==== Provided information ====

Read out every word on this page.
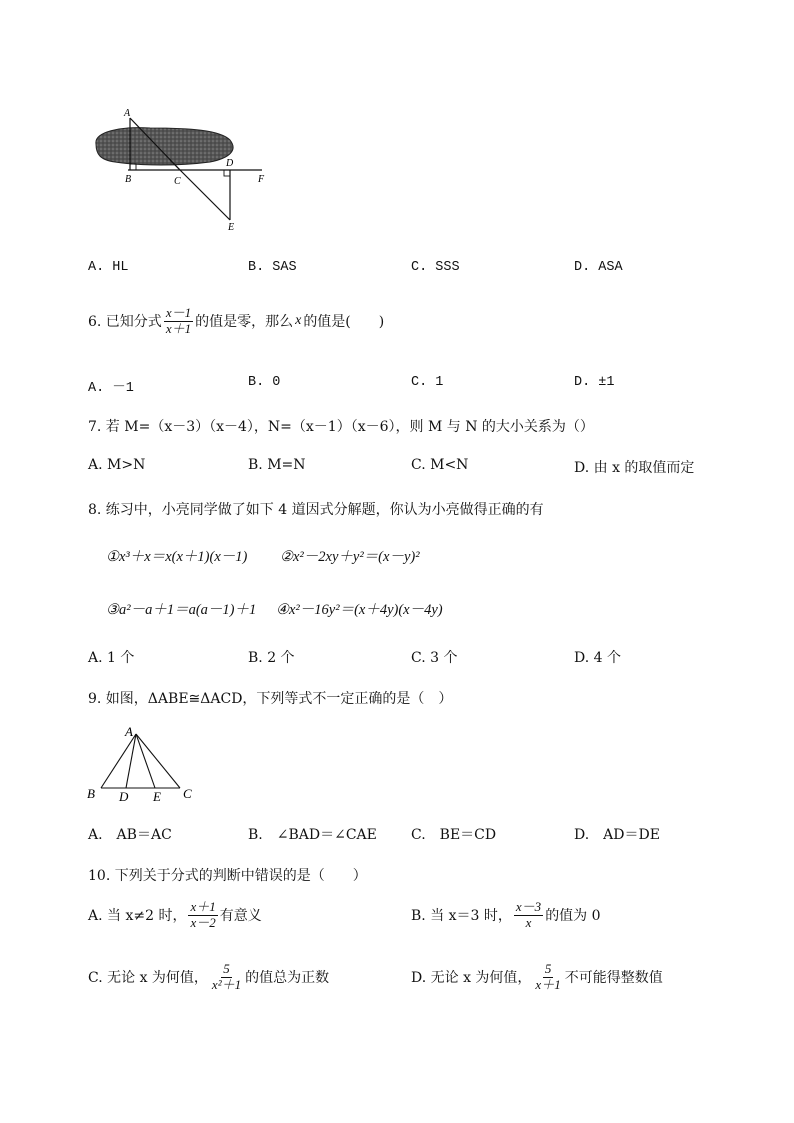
A
B	C
D
E
F
A. HL	B. SAS	C. SSS	D. ASA
6. 已知分式 $\frac{x-1}{x+1}$ 的值是零，那么 x 的值是(　　)
A. －1	B. 0	C. 1	D. ±1
7. 若 M=（x－3）（x－4），N=（x－1）（x－6），则 M 与 N 的大小关系为（）
A. M>N	B. M=N	C. M<N	D. 由 x 的取值而定
8. 练习中，小亮同学做了如下 4 道因式分解题，你认为小亮做得正确的有
①x³＋x＝x(x＋1)(x－1) ②x²－2xy＋y²＝(x－y)²
③a²－a＋1＝a(a－1)＋1 ④x²－16y²＝(x＋4y)(x－4y)
A. 1 个	B. 2 个	C. 3 个	D. 4 个
9. 如图，ΔABE≅ΔACD，下列等式不一定正确的是（　）
A
B D E C
A.　AB＝AC	B.　∠BAD＝∠CAE C.　BE＝CD	D.　AD＝DE
10. 下列关于分式的判断中错误的是（　　）
A. 当 x≠2 时， $\frac{x+1}{x-2}$ 有意义	B. 当 x＝3 时， $\frac{x-3}{x}$ 的值为 0
C. 无论 x 为何值， $\frac{5}{\text{x²＋1}}$ 的值总为正数	D. 无论 x 为何值， $\frac{5}{x+1}$ 不可能得整数值
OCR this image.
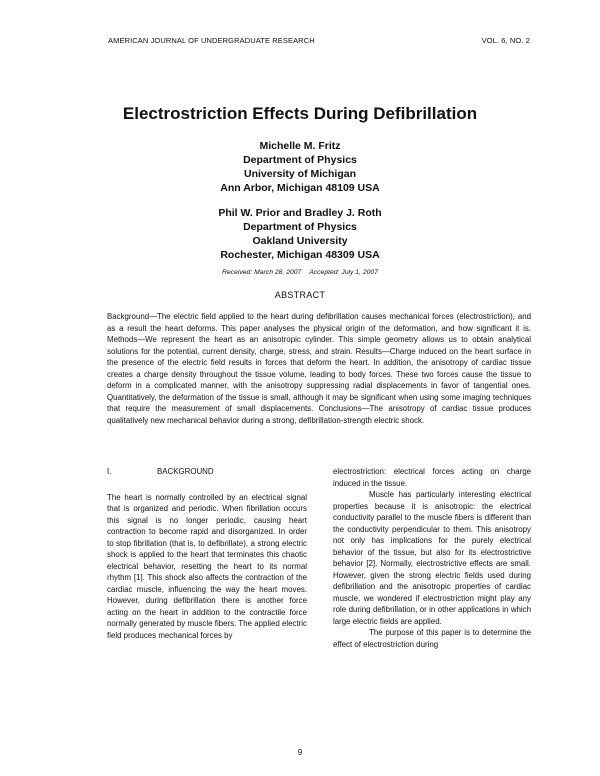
AMERICAN JOURNAL OF UNDERGRADUATE RESEARCH	VOL. 6, NO. 2
Electrostriction Effects During Defibrillation
Michelle M. Fritz
Department of Physics
University of Michigan
Ann Arbor, Michigan 48109 USA
Phil W. Prior and Bradley J. Roth
Department of Physics
Oakland University
Rochester, Michigan 48309 USA
Received: March 28, 2007 Accepted: July 1, 2007
ABSTRACT

Background—The electric field applied to the heart during defibrillation causes mechanical forces (electrostriction), and as a result the heart deforms. This paper analyses the physical origin of the deformation, and how significant it is. Methods—We represent the heart as an anisotropic cylinder. This simple geometry allows us to obtain analytical solutions for the potential, current density, charge, stress, and strain. Results—Charge induced on the heart surface in the presence of the electric field results in forces that deform the heart. In addition, the anisotropy of cardiac tissue creates a charge density throughout the tissue volume, leading to body forces. These two forces cause the tissue to deform in a complicated manner, with the anisotropy suppressing radial displacements in favor of tangential ones. Quantitatively, the deformation of the tissue is small, although it may be significant when using some imaging techniques that require the measurement of small displacements. Conclusions—The anisotropy of cardiac tissue produces qualitatively new mechanical behavior during a strong, defibrillation-strength electric shock.

I.	BACKGROUND

The heart is normally controlled by an electrical signal that is organized and periodic. When fibrillation occurs this signal is no longer periodic, causing heart contraction to become rapid and disorganized. In order to stop fibrillation (that is, to defibrillate), a strong electric shock is applied to the heart that terminates this chaotic electrical behavior, resetting the heart to its normal rhythm [1]. This shock also affects the contraction of the cardiac muscle, influencing the way the heart moves. However, during defibrillation there is another force acting on the heart in addition to the contractile force normally generated by muscle fibers. The applied electric field produces mechanical forces by

electrostriction: electrical forces acting on charge induced in the tissue.

Muscle has particularly interesting electrical properties because it is anisotropic: the electrical conductivity parallel to the muscle fibers is different than the conductivity perpendicular to them. This anisotropy not only has implications for the purely electrical behavior of the tissue, but also for its electrostrictive behavior [2]. Normally, electrostrictive effects are small. However, given the strong electric fields used during defibrillation and the anisotropic properties of cardiac muscle, we wondered if electrostriction might play any role during defibrillation, or in other applications in which large electric fields are applied.

The purpose of this paper is to determine the effect of electrostriction during

9
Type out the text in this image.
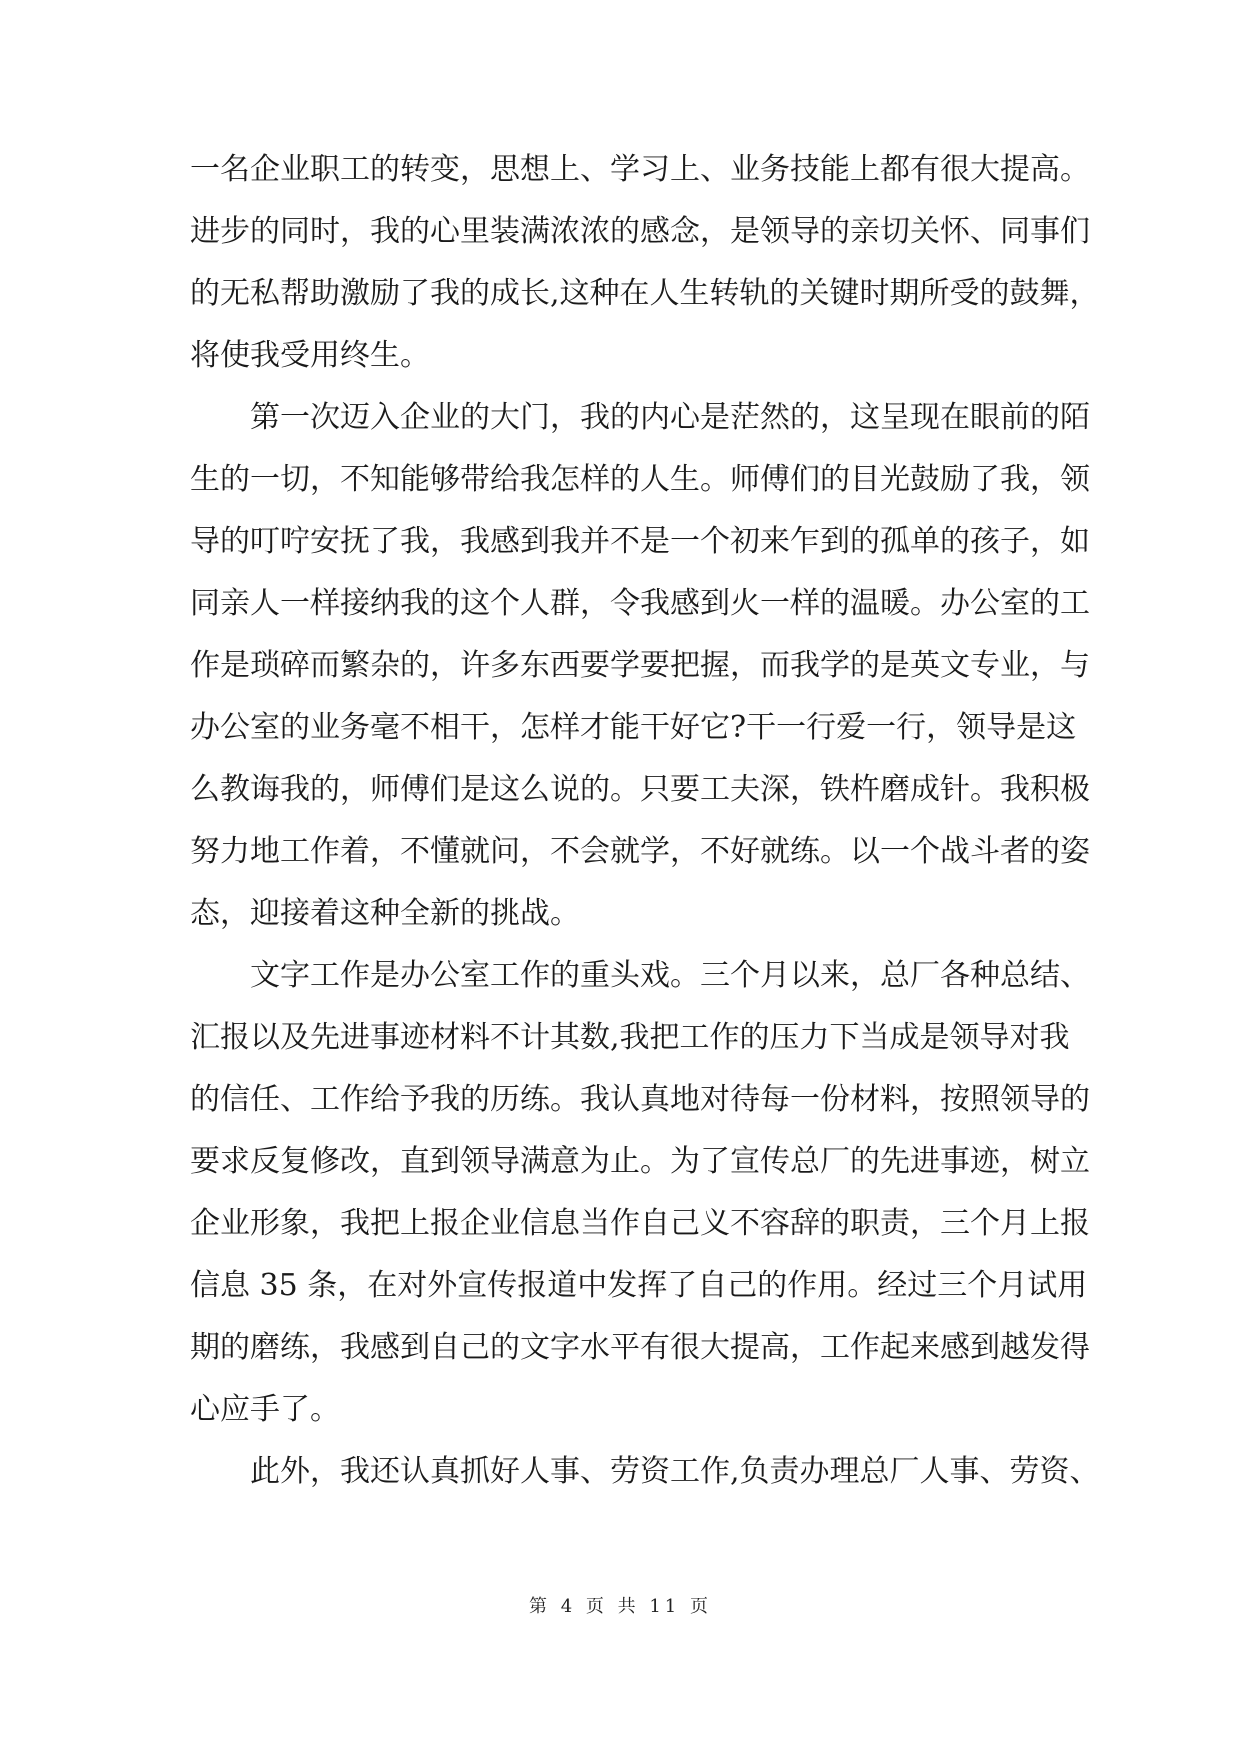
一名企业职工的转变，思想上、学习上、业务技能上都有很大提高。
进步的同时，我的心里装满浓浓的感念，是领导的亲切关怀、同事们
的无私帮助激励了我的成长,这种在人生转轨的关键时期所受的鼓舞，
将使我受用终生。
第一次迈入企业的大门，我的内心是茫然的，这呈现在眼前的陌
生的一切，不知能够带给我怎样的人生。师傅们的目光鼓励了我，领
导的叮咛安抚了我，我感到我并不是一个初来乍到的孤单的孩子，如
同亲人一样接纳我的这个人群，令我感到火一样的温暖。办公室的工
作是琐碎而繁杂的，许多东西要学要把握，而我学的是英文专业，与
办公室的业务毫不相干，怎样才能干好它?干一行爱一行，领导是这
么教诲我的，师傅们是这么说的。只要工夫深，铁杵磨成针。我积极
努力地工作着，不懂就问，不会就学，不好就练。以一个战斗者的姿
态，迎接着这种全新的挑战。
文字工作是办公室工作的重头戏。三个月以来，总厂各种总结、
汇报以及先进事迹材料不计其数,我把工作的压力下当成是领导对我
的信任、工作给予我的历练。我认真地对待每一份材料，按照领导的
要求反复修改，直到领导满意为止。为了宣传总厂的先进事迹，树立
企业形象，我把上报企业信息当作自己义不容辞的职责，三个月上报
信息 35 条，在对外宣传报道中发挥了自己的作用。经过三个月试用
期的磨练，我感到自己的文字水平有很大提高，工作起来感到越发得
心应手了。
此外，我还认真抓好人事、劳资工作,负责办理总厂人事、劳资、
第 4 页 共 11 页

====

- Task to complete: Produce an exact reproduction of the lines from the line containing "Type out the text in this image." through the last line of the records. Any picture is left out.

- The completed task:
Type out the text in this image.
一名企业职工的转变，思想上、学习上、业务技能上都有很大提高。
进步的同时，我的心里装满浓浓的感念，是领导的亲切关怀、同事们
的无私帮助激励了我的成长,这种在人生转轨的关键时期所受的鼓舞，
将使我受用终生。
第一次迈入企业的大门，我的内心是茫然的，这呈现在眼前的陌
生的一切，不知能够带给我怎样的人生。师傅们的目光鼓励了我，领
导的叮咛安抚了我，我感到我并不是一个初来乍到的孤单的孩子，如
同亲人一样接纳我的这个人群，令我感到火一样的温暖。办公室的工
作是琐碎而繁杂的，许多东西要学要把握，而我学的是英文专业，与
办公室的业务毫不相干，怎样才能干好它?干一行爱一行，领导是这
么教诲我的，师傅们是这么说的。只要工夫深，铁杵磨成针。我积极
努力地工作着，不懂就问，不会就学，不好就练。以一个战斗者的姿
态，迎接着这种全新的挑战。
文字工作是办公室工作的重头戏。三个月以来，总厂各种总结、
汇报以及先进事迹材料不计其数,我把工作的压力下当成是领导对我
的信任、工作给予我的历练。我认真地对待每一份材料，按照领导的
要求反复修改，直到领导满意为止。为了宣传总厂的先进事迹，树立
企业形象，我把上报企业信息当作自己义不容辞的职责，三个月上报
信息 35 条，在对外宣传报道中发挥了自己的作用。经过三个月试用
期的磨练，我感到自己的文字水平有很大提高，工作起来感到越发得
心应手了。
此外，我还认真抓好人事、劳资工作,负责办理总厂人事、劳资、
第 4 页 共 11 页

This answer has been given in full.